Problem details: Print the whole listing exactly.

Records for processing:
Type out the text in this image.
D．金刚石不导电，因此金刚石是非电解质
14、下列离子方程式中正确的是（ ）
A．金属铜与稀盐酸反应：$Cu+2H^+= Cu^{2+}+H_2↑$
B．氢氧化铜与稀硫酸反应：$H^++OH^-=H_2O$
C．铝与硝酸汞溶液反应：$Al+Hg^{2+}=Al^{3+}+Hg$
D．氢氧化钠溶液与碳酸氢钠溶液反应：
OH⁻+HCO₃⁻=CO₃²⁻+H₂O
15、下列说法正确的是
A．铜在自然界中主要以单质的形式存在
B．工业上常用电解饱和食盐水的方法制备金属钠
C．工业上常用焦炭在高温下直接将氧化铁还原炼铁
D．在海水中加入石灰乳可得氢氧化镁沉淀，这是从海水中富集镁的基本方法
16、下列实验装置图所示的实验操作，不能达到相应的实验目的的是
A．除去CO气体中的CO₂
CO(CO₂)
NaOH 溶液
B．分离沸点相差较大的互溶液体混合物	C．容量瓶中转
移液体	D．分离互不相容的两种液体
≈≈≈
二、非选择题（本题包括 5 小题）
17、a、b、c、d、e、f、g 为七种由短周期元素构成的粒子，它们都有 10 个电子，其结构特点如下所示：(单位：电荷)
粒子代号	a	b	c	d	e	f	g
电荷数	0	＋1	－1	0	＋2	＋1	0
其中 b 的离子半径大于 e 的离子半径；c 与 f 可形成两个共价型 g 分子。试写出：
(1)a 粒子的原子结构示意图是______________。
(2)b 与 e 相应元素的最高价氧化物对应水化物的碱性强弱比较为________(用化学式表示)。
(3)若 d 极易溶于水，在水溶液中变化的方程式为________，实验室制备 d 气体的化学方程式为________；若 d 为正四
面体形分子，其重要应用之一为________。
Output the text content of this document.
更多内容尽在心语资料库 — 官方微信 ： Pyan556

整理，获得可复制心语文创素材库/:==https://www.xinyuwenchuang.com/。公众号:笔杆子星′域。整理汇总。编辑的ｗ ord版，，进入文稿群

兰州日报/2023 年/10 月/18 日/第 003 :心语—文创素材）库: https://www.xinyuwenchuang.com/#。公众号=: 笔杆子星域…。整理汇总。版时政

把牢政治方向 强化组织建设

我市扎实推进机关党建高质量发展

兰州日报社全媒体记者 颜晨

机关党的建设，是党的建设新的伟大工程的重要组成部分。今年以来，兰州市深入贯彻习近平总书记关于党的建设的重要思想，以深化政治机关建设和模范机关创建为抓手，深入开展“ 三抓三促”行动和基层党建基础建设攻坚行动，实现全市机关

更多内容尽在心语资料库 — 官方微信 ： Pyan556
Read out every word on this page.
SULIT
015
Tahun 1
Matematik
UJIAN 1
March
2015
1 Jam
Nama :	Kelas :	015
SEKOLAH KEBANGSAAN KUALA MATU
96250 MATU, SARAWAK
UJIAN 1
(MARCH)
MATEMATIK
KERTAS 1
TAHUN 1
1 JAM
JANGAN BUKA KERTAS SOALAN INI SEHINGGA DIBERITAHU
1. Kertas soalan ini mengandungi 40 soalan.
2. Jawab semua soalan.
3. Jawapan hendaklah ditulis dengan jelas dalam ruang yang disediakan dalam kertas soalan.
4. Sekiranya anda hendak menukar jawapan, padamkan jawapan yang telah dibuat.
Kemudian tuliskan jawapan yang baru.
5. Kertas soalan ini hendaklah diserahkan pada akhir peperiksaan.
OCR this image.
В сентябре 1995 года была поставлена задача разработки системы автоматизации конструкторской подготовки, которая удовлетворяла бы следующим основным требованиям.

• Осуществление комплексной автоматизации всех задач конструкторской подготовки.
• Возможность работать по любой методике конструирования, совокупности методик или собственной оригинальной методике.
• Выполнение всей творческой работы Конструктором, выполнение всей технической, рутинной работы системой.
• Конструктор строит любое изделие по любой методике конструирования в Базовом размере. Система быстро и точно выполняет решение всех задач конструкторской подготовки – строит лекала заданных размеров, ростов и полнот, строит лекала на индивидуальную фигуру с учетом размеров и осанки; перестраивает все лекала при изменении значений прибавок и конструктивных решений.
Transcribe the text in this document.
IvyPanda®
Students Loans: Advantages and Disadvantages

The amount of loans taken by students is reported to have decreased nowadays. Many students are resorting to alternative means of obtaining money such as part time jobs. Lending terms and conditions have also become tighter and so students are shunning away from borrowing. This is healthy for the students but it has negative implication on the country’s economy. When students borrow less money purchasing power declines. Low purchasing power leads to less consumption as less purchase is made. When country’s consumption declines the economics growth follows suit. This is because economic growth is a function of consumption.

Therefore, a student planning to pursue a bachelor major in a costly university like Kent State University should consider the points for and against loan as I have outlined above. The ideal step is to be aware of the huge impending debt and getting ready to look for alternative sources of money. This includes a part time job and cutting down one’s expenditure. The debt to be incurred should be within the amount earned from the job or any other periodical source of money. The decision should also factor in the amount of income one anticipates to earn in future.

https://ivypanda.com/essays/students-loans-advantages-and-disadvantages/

Task result:
Type out the text in this image.
D．金刚石不导电，因此金刚石是非电解质
14、下列离子方程式中正确的是（ ）
A．金属铜与稀盐酸反应：$Cu+2H^+= Cu^{2+}+H_2↑$
B．氢氧化铜与稀硫酸反应：$H^++OH^-=H_2O$
C．铝与硝酸汞溶液反应：$Al+Hg^{2+}=Al^{3+}+Hg$
D．氢氧化钠溶液与碳酸氢钠溶液反应：
OH⁻+HCO₃⁻=CO₃²⁻+H₂O
15、下列说法正确的是
A．铜在自然界中主要以单质的形式存在
B．工业上常用电解饱和食盐水的方法制备金属钠
C．工业上常用焦炭在高温下直接将氧化铁还原炼铁
D．在海水中加入石灰乳可得氢氧化镁沉淀，这是从海水中富集镁的基本方法
16、下列实验装置图所示的实验操作，不能达到相应的实验目的的是
A．除去CO气体中的CO₂
CO(CO₂)
NaOH 溶液
B．分离沸点相差较大的互溶液体混合物	C．容量瓶中转
移液体	D．分离互不相容的两种液体
≈≈≈
二、非选择题（本题包括 5 小题）
17、a、b、c、d、e、f、g 为七种由短周期元素构成的粒子，它们都有 10 个电子，其结构特点如下所示：(单位：电荷)
粒子代号	a	b	c	d	e	f	g
电荷数	0	＋1	－1	0	＋2	＋1	0
其中 b 的离子半径大于 e 的离子半径；c 与 f 可形成两个共价型 g 分子。试写出：
(1)a 粒子的原子结构示意图是______________。
(2)b 与 e 相应元素的最高价氧化物对应水化物的碱性强弱比较为________(用化学式表示)。
(3)若 d 极易溶于水，在水溶液中变化的方程式为________，实验室制备 d 气体的化学方程式为________；若 d 为正四
面体形分子，其重要应用之一为________。
Output the text content of this document.
更多内容尽在心语资料库 — 官方微信 ： Pyan556

整理，获得可复制心语文创素材库/:==https://www.xinyuwenchuang.com/。公众号:笔杆子星′域。整理汇总。编辑的ｗ ord版，，进入文稿群

兰州日报/2023 年/10 月/18 日/第 003 :心语—文创素材）库: https://www.xinyuwenchuang.com/#。公众号=: 笔杆子星域…。整理汇总。版时政

把牢政治方向 强化组织建设

我市扎实推进机关党建高质量发展

兰州日报社全媒体记者 颜晨

机关党的建设，是党的建设新的伟大工程的重要组成部分。今年以来，兰州市深入贯彻习近平总书记关于党的建设的重要思想，以深化政治机关建设和模范机关创建为抓手，深入开展“ 三抓三促”行动和基层党建基础建设攻坚行动，实现全市机关

更多内容尽在心语资料库 — 官方微信 ： Pyan556
Read out every word on this page.
SULIT
015
Tahun 1
Matematik
UJIAN 1
March
2015
1 Jam
Nama :	Kelas :	015
SEKOLAH KEBANGSAAN KUALA MATU
96250 MATU, SARAWAK
UJIAN 1
(MARCH)
MATEMATIK
KERTAS 1
TAHUN 1
1 JAM
JANGAN BUKA KERTAS SOALAN INI SEHINGGA DIBERITAHU
1. Kertas soalan ini mengandungi 40 soalan.
2. Jawab semua soalan.
3. Jawapan hendaklah ditulis dengan jelas dalam ruang yang disediakan dalam kertas soalan.
4. Sekiranya anda hendak menukar jawapan, padamkan jawapan yang telah dibuat.
Kemudian tuliskan jawapan yang baru.
5. Kertas soalan ini hendaklah diserahkan pada akhir peperiksaan.
OCR this image.
В сентябре 1995 года была поставлена задача разработки системы автоматизации конструкторской подготовки, которая удовлетворяла бы следующим основным требованиям.

• Осуществление комплексной автоматизации всех задач конструкторской подготовки.
• Возможность работать по любой методике конструирования, совокупности методик или собственной оригинальной методике.
• Выполнение всей творческой работы Конструктором, выполнение всей технической, рутинной работы системой.
• Конструктор строит любое изделие по любой методике конструирования в Базовом размере. Система быстро и точно выполняет решение всех задач конструкторской подготовки – строит лекала заданных размеров, ростов и полнот, строит лекала на индивидуальную фигуру с учетом размеров и осанки; перестраивает все лекала при изменении значений прибавок и конструктивных решений.
Transcribe the text in this document.
IvyPanda®
Students Loans: Advantages and Disadvantages

The amount of loans taken by students is reported to have decreased nowadays. Many students are resorting to alternative means of obtaining money such as part time jobs. Lending terms and conditions have also become tighter and so students are shunning away from borrowing. This is healthy for the students but it has negative implication on the country’s economy. When students borrow less money purchasing power declines. Low purchasing power leads to less consumption as less purchase is made. When country’s consumption declines the economics growth follows suit. This is because economic growth is a function of consumption.

Therefore, a student planning to pursue a bachelor major in a costly university like Kent State University should consider the points for and against loan as I have outlined above. The ideal step is to be aware of the huge impending debt and getting ready to look for alternative sources of money. This includes a part time job and cutting down one’s expenditure. The debt to be incurred should be within the amount earned from the job or any other periodical source of money. The decision should also factor in the amount of income one anticipates to earn in future.

https://ivypanda.com/essays/students-loans-advantages-and-disadvantages/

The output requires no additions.